● WORK REQUIRED
Which lines below hold the word "Tempo"? Report each one.

[RECORDS start]

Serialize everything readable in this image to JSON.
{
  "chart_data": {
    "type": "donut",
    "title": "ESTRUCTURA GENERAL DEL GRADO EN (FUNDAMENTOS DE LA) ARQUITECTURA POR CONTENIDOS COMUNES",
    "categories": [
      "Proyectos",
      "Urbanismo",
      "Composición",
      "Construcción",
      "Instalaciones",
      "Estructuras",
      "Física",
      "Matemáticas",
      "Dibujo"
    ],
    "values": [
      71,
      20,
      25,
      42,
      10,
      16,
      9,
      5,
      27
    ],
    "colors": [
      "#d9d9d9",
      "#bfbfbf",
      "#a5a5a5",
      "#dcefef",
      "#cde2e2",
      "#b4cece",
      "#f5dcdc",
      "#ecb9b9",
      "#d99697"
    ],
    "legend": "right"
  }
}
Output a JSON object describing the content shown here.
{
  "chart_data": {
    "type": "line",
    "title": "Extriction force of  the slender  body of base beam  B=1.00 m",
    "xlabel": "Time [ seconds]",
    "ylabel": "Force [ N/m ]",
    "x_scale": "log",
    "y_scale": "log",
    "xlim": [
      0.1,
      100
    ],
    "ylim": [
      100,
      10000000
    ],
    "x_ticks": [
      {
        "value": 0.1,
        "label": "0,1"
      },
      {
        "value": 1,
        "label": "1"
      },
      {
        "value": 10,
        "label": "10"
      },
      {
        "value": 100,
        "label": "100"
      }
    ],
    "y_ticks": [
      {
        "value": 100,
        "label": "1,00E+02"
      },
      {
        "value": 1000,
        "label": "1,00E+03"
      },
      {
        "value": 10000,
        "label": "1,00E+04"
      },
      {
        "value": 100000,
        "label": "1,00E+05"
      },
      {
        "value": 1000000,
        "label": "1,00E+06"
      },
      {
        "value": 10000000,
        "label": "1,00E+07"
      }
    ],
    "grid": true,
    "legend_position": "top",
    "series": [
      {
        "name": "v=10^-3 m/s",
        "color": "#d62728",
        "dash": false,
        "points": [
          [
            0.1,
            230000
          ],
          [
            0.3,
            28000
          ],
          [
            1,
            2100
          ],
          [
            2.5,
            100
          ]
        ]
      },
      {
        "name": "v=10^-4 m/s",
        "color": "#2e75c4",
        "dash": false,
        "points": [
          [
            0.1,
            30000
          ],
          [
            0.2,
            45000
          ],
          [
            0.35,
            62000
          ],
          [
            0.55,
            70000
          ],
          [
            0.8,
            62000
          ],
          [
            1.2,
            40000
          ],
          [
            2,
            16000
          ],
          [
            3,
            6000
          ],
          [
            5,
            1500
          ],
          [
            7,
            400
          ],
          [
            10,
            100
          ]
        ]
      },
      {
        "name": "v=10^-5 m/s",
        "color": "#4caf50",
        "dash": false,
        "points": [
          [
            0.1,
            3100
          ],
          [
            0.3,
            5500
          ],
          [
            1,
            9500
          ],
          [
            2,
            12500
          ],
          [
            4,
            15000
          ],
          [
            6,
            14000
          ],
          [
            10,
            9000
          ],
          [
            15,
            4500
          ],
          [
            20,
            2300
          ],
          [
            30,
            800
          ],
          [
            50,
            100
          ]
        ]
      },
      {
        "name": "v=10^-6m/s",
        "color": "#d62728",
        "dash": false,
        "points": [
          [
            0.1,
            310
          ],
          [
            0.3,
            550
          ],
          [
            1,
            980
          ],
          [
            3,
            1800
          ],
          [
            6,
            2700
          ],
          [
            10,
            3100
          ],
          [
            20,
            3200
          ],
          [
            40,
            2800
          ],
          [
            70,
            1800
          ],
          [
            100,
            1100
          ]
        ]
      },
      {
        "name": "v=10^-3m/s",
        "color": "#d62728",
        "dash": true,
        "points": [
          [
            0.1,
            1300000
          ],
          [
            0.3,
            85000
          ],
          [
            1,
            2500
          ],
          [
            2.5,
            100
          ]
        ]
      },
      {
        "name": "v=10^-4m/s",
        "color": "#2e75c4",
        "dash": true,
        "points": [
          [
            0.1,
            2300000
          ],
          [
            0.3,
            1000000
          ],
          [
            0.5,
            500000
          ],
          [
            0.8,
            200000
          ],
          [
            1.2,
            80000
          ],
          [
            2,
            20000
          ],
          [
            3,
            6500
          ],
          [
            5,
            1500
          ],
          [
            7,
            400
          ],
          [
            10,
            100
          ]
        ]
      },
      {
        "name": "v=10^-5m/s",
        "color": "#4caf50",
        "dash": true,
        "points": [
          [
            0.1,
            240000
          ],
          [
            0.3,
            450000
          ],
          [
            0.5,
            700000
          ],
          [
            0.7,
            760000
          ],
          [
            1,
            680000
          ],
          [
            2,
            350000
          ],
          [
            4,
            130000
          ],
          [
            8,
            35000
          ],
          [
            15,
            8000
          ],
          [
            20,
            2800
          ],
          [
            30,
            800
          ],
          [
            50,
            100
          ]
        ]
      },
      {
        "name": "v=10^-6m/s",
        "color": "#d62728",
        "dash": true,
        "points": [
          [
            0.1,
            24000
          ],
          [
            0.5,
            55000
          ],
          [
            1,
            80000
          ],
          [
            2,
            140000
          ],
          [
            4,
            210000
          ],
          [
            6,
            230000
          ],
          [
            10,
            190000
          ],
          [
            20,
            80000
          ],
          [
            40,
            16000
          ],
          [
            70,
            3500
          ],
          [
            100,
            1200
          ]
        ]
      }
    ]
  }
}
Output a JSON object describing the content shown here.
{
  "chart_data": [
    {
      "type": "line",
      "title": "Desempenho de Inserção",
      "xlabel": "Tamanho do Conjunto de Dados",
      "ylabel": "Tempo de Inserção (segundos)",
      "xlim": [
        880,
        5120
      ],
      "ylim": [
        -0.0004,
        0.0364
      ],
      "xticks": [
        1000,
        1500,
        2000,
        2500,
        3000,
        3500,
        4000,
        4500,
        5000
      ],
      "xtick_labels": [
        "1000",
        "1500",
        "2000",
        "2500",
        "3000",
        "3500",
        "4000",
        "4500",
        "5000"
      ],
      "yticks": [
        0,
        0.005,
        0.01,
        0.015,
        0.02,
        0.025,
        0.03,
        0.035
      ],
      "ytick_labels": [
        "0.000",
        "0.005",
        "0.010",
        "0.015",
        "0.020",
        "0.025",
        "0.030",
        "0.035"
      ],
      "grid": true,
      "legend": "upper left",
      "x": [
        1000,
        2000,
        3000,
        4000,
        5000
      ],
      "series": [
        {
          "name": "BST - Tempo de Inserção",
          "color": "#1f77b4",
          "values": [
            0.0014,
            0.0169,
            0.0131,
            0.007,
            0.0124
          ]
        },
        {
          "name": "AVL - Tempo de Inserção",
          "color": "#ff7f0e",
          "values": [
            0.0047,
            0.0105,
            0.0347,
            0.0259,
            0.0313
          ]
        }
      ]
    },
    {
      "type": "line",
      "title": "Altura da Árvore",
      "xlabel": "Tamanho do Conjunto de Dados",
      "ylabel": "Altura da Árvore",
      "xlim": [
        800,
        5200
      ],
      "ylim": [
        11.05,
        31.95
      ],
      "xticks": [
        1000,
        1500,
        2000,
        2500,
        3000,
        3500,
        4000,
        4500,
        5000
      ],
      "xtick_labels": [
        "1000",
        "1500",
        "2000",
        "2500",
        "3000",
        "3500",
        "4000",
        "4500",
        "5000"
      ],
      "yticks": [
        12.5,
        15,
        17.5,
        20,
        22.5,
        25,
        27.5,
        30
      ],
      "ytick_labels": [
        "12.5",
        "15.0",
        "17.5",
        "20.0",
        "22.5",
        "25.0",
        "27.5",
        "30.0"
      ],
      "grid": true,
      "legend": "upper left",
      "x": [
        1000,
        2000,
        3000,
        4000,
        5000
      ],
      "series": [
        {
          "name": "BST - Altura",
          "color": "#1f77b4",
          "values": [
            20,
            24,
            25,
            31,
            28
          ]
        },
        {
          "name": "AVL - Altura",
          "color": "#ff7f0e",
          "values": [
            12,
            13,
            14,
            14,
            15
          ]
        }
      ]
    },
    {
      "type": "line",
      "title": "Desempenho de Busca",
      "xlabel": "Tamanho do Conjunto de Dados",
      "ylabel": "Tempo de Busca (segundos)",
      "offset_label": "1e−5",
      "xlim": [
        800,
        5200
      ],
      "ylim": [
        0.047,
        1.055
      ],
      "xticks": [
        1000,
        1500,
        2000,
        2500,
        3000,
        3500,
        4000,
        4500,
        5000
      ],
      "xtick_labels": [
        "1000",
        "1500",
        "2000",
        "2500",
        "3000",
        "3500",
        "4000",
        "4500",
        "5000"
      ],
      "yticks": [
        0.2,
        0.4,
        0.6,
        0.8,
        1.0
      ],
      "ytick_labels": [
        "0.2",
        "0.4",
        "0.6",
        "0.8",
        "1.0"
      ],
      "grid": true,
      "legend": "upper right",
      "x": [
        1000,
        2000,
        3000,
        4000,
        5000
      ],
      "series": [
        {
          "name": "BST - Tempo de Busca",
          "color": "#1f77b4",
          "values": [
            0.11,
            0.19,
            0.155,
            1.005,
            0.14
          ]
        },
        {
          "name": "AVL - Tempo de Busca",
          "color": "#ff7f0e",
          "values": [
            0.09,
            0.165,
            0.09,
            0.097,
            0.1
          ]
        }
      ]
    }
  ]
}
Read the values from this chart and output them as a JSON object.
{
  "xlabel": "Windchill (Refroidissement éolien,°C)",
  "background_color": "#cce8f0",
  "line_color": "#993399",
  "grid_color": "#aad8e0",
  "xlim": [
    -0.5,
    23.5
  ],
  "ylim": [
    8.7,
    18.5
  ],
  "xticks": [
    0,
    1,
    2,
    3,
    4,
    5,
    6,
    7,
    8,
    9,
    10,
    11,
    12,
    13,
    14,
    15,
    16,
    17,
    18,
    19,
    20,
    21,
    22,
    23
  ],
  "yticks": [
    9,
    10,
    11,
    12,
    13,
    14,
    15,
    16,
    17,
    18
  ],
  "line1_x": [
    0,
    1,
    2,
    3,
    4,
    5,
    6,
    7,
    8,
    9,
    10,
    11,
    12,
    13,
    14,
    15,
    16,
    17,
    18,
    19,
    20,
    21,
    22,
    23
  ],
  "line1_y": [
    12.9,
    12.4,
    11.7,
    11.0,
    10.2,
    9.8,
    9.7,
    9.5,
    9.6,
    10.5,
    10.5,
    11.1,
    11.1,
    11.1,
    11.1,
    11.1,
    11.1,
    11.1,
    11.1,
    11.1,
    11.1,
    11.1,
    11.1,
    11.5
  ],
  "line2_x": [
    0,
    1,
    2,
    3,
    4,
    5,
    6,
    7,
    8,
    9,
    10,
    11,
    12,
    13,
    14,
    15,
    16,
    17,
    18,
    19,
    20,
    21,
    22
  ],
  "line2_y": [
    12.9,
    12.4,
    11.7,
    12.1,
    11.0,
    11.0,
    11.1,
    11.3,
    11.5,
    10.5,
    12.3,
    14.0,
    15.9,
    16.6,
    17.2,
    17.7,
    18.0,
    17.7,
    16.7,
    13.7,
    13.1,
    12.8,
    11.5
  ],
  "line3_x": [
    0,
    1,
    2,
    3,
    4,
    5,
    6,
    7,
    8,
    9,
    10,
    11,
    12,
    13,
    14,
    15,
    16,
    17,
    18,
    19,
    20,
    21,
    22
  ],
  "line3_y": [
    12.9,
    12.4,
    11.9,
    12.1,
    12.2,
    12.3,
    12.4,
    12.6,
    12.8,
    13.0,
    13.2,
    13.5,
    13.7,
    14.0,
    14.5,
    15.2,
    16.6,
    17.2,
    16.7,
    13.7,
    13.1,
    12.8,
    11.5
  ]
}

[RECORDS end]

● TASK ANSWER
      "ylabel": "Tempo de Inserção (segundos)",
          "name": "BST - Tempo de Inserção",
          "name": "AVL - Tempo de Inserção",
      "ylabel": "Tempo de Busca (segundos)",
          "name": "BST - Tempo de Busca",
          "name": "AVL - Tempo de Busca",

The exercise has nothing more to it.